• Given data
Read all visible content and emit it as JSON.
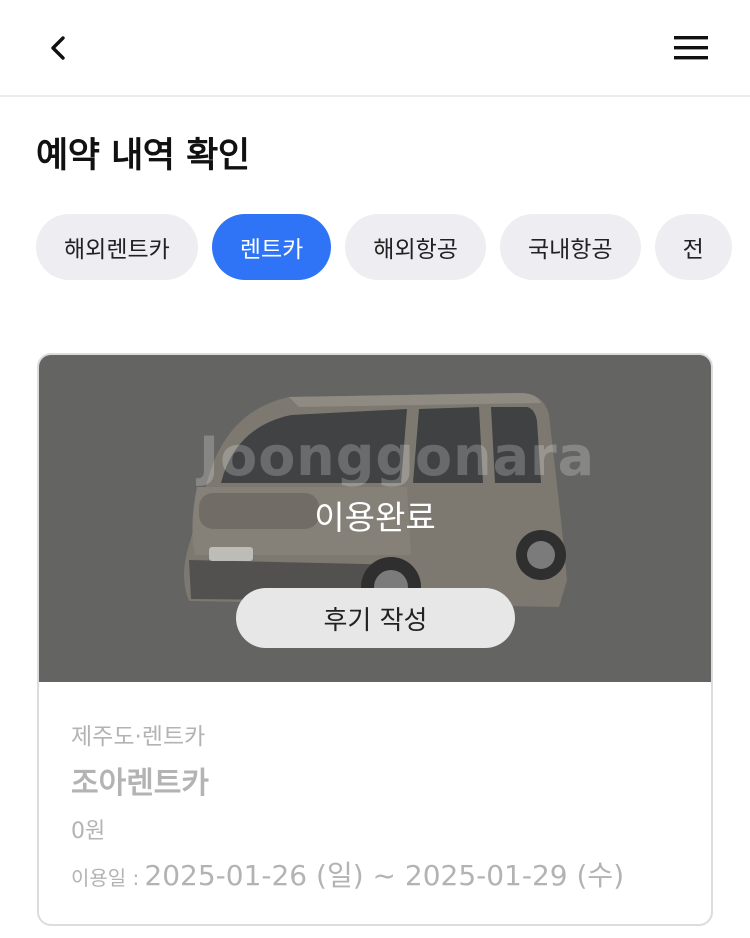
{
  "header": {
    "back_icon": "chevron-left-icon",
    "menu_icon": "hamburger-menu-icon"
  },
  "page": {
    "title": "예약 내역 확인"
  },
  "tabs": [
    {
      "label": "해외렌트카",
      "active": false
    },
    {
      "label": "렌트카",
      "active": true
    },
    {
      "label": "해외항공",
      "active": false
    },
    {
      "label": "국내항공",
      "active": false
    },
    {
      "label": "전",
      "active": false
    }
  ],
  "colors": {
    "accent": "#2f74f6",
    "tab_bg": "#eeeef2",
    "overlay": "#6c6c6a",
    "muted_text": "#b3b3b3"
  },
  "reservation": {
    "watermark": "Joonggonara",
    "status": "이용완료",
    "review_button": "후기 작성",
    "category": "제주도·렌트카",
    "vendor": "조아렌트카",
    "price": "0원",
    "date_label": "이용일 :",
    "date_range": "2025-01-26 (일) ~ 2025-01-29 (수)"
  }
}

...

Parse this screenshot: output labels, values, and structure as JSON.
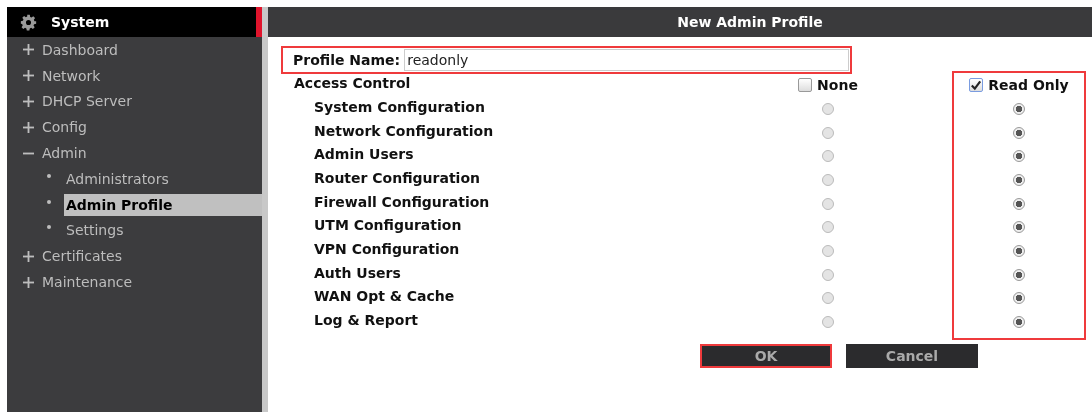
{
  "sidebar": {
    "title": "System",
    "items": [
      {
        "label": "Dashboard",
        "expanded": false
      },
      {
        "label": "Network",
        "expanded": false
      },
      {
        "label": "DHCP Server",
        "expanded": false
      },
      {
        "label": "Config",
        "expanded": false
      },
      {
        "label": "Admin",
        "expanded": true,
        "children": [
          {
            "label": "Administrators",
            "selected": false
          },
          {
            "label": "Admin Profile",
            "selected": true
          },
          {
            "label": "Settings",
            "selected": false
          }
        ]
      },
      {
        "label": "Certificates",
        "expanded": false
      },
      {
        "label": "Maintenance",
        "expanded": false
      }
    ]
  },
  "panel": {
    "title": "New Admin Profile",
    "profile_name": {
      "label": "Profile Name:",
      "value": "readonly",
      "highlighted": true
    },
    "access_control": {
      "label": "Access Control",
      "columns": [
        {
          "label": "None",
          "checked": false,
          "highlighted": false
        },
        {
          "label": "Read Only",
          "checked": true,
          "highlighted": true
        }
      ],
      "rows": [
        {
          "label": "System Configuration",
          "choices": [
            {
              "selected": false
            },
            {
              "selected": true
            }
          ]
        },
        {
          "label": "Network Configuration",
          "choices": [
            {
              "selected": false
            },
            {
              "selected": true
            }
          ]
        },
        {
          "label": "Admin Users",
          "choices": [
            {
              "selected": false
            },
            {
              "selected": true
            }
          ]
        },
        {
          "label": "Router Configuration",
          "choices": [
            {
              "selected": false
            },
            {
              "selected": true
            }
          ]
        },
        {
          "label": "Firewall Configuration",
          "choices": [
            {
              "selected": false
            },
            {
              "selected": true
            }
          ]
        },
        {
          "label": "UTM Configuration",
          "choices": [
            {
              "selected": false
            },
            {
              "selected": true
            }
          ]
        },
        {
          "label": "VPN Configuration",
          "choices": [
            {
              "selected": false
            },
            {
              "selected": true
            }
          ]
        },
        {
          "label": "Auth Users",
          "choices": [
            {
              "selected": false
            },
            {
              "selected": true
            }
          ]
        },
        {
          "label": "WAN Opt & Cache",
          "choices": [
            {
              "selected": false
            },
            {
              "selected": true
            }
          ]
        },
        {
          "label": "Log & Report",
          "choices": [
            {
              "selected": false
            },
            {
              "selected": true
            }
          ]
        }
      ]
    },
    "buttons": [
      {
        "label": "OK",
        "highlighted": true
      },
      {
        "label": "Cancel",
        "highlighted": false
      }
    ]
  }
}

• Exercise description
Collect each line of the entries that has the word "Configuration", copying it in full.

• Correct response
          "label": "System Configuration",
          "label": "Network Configuration",
          "label": "Router Configuration",
          "label": "Firewall Configuration",
          "label": "UTM Configuration",
          "label": "VPN Configuration",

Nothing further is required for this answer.